[Entries taken from a collection]
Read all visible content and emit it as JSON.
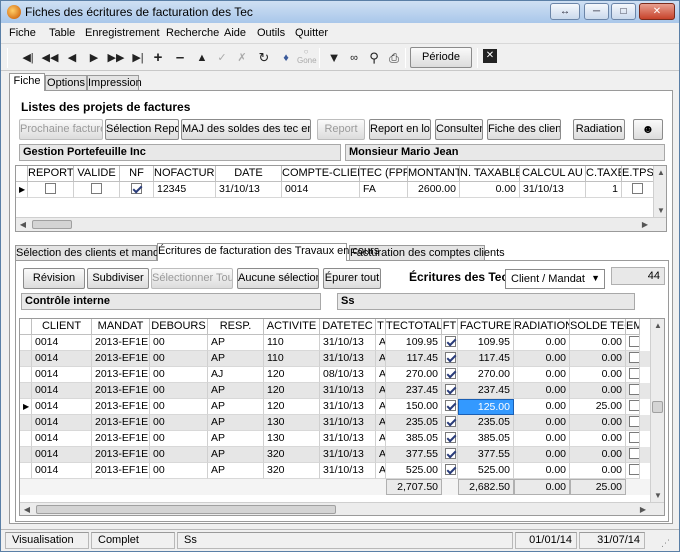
{
  "window": {
    "title": "Fiches des écritures de facturation des Tec"
  },
  "menu": [
    "Fiche",
    "Table",
    "Enregistrement",
    "Recherche",
    "Aide",
    "Outils",
    "Quitter"
  ],
  "toolbar": {
    "periode_label": "Période",
    "gone_label": "Gone"
  },
  "main_tabs": [
    "Fiche",
    "Options",
    "Impression"
  ],
  "projects": {
    "heading": "Listes des projets de factures",
    "buttons": [
      "Prochaine facture",
      "Sélection Report",
      "MAJ des soldes des tec en lot",
      "Report",
      "Report en lot",
      "Consulter",
      "Fiche des clients",
      "Radiation"
    ],
    "company_field": "Gestion Portefeuille Inc",
    "person_field": "Monsieur Mario Jean",
    "columns": [
      "REPORT",
      "VALIDE",
      "NF",
      "NOFACTURE",
      "DATE",
      "COMPTE-CLIENT",
      "TEC (FPR)",
      "MONTANT",
      "N. TAXABLE",
      "CALCUL AU",
      "C.TAXE",
      "E.TPS"
    ],
    "row": {
      "report": false,
      "valide": false,
      "nf": true,
      "nofacture": "12345",
      "date": "31/10/13",
      "compte_client": "0014",
      "tec": "FA",
      "montant": "2600.00",
      "n_taxable": "0.00",
      "calcul_au": "31/10/13",
      "c_taxe": "1",
      "e_tps": false
    }
  },
  "sub_tabs": [
    "Sélection des clients et mandats",
    "Écritures de facturation des Travaux en cours",
    "Facturation des comptes clients"
  ],
  "entries": {
    "buttons": [
      "Révision",
      "Subdiviser",
      "Sélectionner Tout",
      "Aucune sélection",
      "Épurer tout"
    ],
    "heading": "Écritures des Tec",
    "dropdown_value": "Client / Mandat",
    "count": "44",
    "field_left": "Contrôle interne",
    "field_right": "Ss",
    "columns": [
      "CLIENT",
      "MANDAT",
      "DEBOURS",
      "RESP.",
      "ACTIVITE",
      "DATETEC",
      "T",
      "TECTOTAL",
      "FT",
      "FACTURE",
      "RADIATION",
      "SOLDE TEC",
      "EM"
    ],
    "rows": [
      {
        "client": "0014",
        "mandat": "2013-EF1E",
        "debours": "00",
        "resp": "AP",
        "activite": "110",
        "datetec": "31/10/13",
        "t": "A",
        "tectotal": "109.95",
        "ft": true,
        "facture": "109.95",
        "radiation": "0.00",
        "solde": "0.00"
      },
      {
        "client": "0014",
        "mandat": "2013-EF1E",
        "debours": "00",
        "resp": "AP",
        "activite": "110",
        "datetec": "31/10/13",
        "t": "A",
        "tectotal": "117.45",
        "ft": true,
        "facture": "117.45",
        "radiation": "0.00",
        "solde": "0.00"
      },
      {
        "client": "0014",
        "mandat": "2013-EF1E",
        "debours": "00",
        "resp": "AJ",
        "activite": "120",
        "datetec": "08/10/13",
        "t": "A",
        "tectotal": "270.00",
        "ft": true,
        "facture": "270.00",
        "radiation": "0.00",
        "solde": "0.00"
      },
      {
        "client": "0014",
        "mandat": "2013-EF1E",
        "debours": "00",
        "resp": "AP",
        "activite": "120",
        "datetec": "31/10/13",
        "t": "A",
        "tectotal": "237.45",
        "ft": true,
        "facture": "237.45",
        "radiation": "0.00",
        "solde": "0.00"
      },
      {
        "client": "0014",
        "mandat": "2013-EF1E",
        "debours": "00",
        "resp": "AP",
        "activite": "120",
        "datetec": "31/10/13",
        "t": "A",
        "tectotal": "150.00",
        "ft": true,
        "facture": "125.00",
        "radiation": "0.00",
        "solde": "25.00"
      },
      {
        "client": "0014",
        "mandat": "2013-EF1E",
        "debours": "00",
        "resp": "AP",
        "activite": "130",
        "datetec": "31/10/13",
        "t": "A",
        "tectotal": "235.05",
        "ft": true,
        "facture": "235.05",
        "radiation": "0.00",
        "solde": "0.00"
      },
      {
        "client": "0014",
        "mandat": "2013-EF1E",
        "debours": "00",
        "resp": "AP",
        "activite": "130",
        "datetec": "31/10/13",
        "t": "A",
        "tectotal": "385.05",
        "ft": true,
        "facture": "385.05",
        "radiation": "0.00",
        "solde": "0.00"
      },
      {
        "client": "0014",
        "mandat": "2013-EF1E",
        "debours": "00",
        "resp": "AP",
        "activite": "320",
        "datetec": "31/10/13",
        "t": "A",
        "tectotal": "377.55",
        "ft": true,
        "facture": "377.55",
        "radiation": "0.00",
        "solde": "0.00"
      },
      {
        "client": "0014",
        "mandat": "2013-EF1E",
        "debours": "00",
        "resp": "AP",
        "activite": "320",
        "datetec": "31/10/13",
        "t": "A",
        "tectotal": "525.00",
        "ft": true,
        "facture": "525.00",
        "radiation": "0.00",
        "solde": "0.00"
      }
    ],
    "totals": {
      "tectotal": "2,707.50",
      "facture": "2,682.50",
      "radiation": "0.00",
      "solde": "25.00"
    }
  },
  "status": {
    "mode": "Visualisation",
    "state": "Complet",
    "user": "Ss",
    "date_from": "01/01/14",
    "date_to": "31/07/14"
  },
  "colors": {
    "selected_cell": "#3399ff",
    "alt_row": "#e6e6e6"
  }
}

- [Given exercise]
Restate the whole listing above exactly, please, omitting every image.

- [Written response]
Read all visible content and emit it as JSON.
{
  "window": {
    "title": "Fiches des écritures de facturation des Tec"
  },
  "menu": [
    "Fiche",
    "Table",
    "Enregistrement",
    "Recherche",
    "Aide",
    "Outils",
    "Quitter"
  ],
  "toolbar": {
    "periode_label": "Période",
    "gone_label": "Gone"
  },
  "main_tabs": [
    "Fiche",
    "Options",
    "Impression"
  ],
  "projects": {
    "heading": "Listes des projets de factures",
    "buttons": [
      "Prochaine facture",
      "Sélection Report",
      "MAJ des soldes des tec en lot",
      "Report",
      "Report en lot",
      "Consulter",
      "Fiche des clients",
      "Radiation"
    ],
    "company_field": "Gestion Portefeuille Inc",
    "person_field": "Monsieur Mario Jean",
    "columns": [
      "REPORT",
      "VALIDE",
      "NF",
      "NOFACTURE",
      "DATE",
      "COMPTE-CLIENT",
      "TEC (FPR)",
      "MONTANT",
      "N. TAXABLE",
      "CALCUL AU",
      "C.TAXE",
      "E.TPS"
    ],
    "row": {
      "report": false,
      "valide": false,
      "nf": true,
      "nofacture": "12345",
      "date": "31/10/13",
      "compte_client": "0014",
      "tec": "FA",
      "montant": "2600.00",
      "n_taxable": "0.00",
      "calcul_au": "31/10/13",
      "c_taxe": "1",
      "e_tps": false
    }
  },
  "sub_tabs": [
    "Sélection des clients et mandats",
    "Écritures de facturation des Travaux en cours",
    "Facturation des comptes clients"
  ],
  "entries": {
    "buttons": [
      "Révision",
      "Subdiviser",
      "Sélectionner Tout",
      "Aucune sélection",
      "Épurer tout"
    ],
    "heading": "Écritures des Tec",
    "dropdown_value": "Client / Mandat",
    "count": "44",
    "field_left": "Contrôle interne",
    "field_right": "Ss",
    "columns": [
      "CLIENT",
      "MANDAT",
      "DEBOURS",
      "RESP.",
      "ACTIVITE",
      "DATETEC",
      "T",
      "TECTOTAL",
      "FT",
      "FACTURE",
      "RADIATION",
      "SOLDE TEC",
      "EM"
    ],
    "rows": [
      {
        "client": "0014",
        "mandat": "2013-EF1E",
        "debours": "00",
        "resp": "AP",
        "activite": "110",
        "datetec": "31/10/13",
        "t": "A",
        "tectotal": "109.95",
        "ft": true,
        "facture": "109.95",
        "radiation": "0.00",
        "solde": "0.00"
      },
      {
        "client": "0014",
        "mandat": "2013-EF1E",
        "debours": "00",
        "resp": "AP",
        "activite": "110",
        "datetec": "31/10/13",
        "t": "A",
        "tectotal": "117.45",
        "ft": true,
        "facture": "117.45",
        "radiation": "0.00",
        "solde": "0.00"
      },
      {
        "client": "0014",
        "mandat": "2013-EF1E",
        "debours": "00",
        "resp": "AJ",
        "activite": "120",
        "datetec": "08/10/13",
        "t": "A",
        "tectotal": "270.00",
        "ft": true,
        "facture": "270.00",
        "radiation": "0.00",
        "solde": "0.00"
      },
      {
        "client": "0014",
        "mandat": "2013-EF1E",
        "debours": "00",
        "resp": "AP",
        "activite": "120",
        "datetec": "31/10/13",
        "t": "A",
        "tectotal": "237.45",
        "ft": true,
        "facture": "237.45",
        "radiation": "0.00",
        "solde": "0.00"
      },
      {
        "client": "0014",
        "mandat": "2013-EF1E",
        "debours": "00",
        "resp": "AP",
        "activite": "120",
        "datetec": "31/10/13",
        "t": "A",
        "tectotal": "150.00",
        "ft": true,
        "facture": "125.00",
        "radiation": "0.00",
        "solde": "25.00"
      },
      {
        "client": "0014",
        "mandat": "2013-EF1E",
        "debours": "00",
        "resp": "AP",
        "activite": "130",
        "datetec": "31/10/13",
        "t": "A",
        "tectotal": "235.05",
        "ft": true,
        "facture": "235.05",
        "radiation": "0.00",
        "solde": "0.00"
      },
      {
        "client": "0014",
        "mandat": "2013-EF1E",
        "debours": "00",
        "resp": "AP",
        "activite": "130",
        "datetec": "31/10/13",
        "t": "A",
        "tectotal": "385.05",
        "ft": true,
        "facture": "385.05",
        "radiation": "0.00",
        "solde": "0.00"
      },
      {
        "client": "0014",
        "mandat": "2013-EF1E",
        "debours": "00",
        "resp": "AP",
        "activite": "320",
        "datetec": "31/10/13",
        "t": "A",
        "tectotal": "377.55",
        "ft": true,
        "facture": "377.55",
        "radiation": "0.00",
        "solde": "0.00"
      },
      {
        "client": "0014",
        "mandat": "2013-EF1E",
        "debours": "00",
        "resp": "AP",
        "activite": "320",
        "datetec": "31/10/13",
        "t": "A",
        "tectotal": "525.00",
        "ft": true,
        "facture": "525.00",
        "radiation": "0.00",
        "solde": "0.00"
      }
    ],
    "totals": {
      "tectotal": "2,707.50",
      "facture": "2,682.50",
      "radiation": "0.00",
      "solde": "25.00"
    }
  },
  "status": {
    "mode": "Visualisation",
    "state": "Complet",
    "user": "Ss",
    "date_from": "01/01/14",
    "date_to": "31/07/14"
  },
  "colors": {
    "selected_cell": "#3399ff",
    "alt_row": "#e6e6e6"
  }
}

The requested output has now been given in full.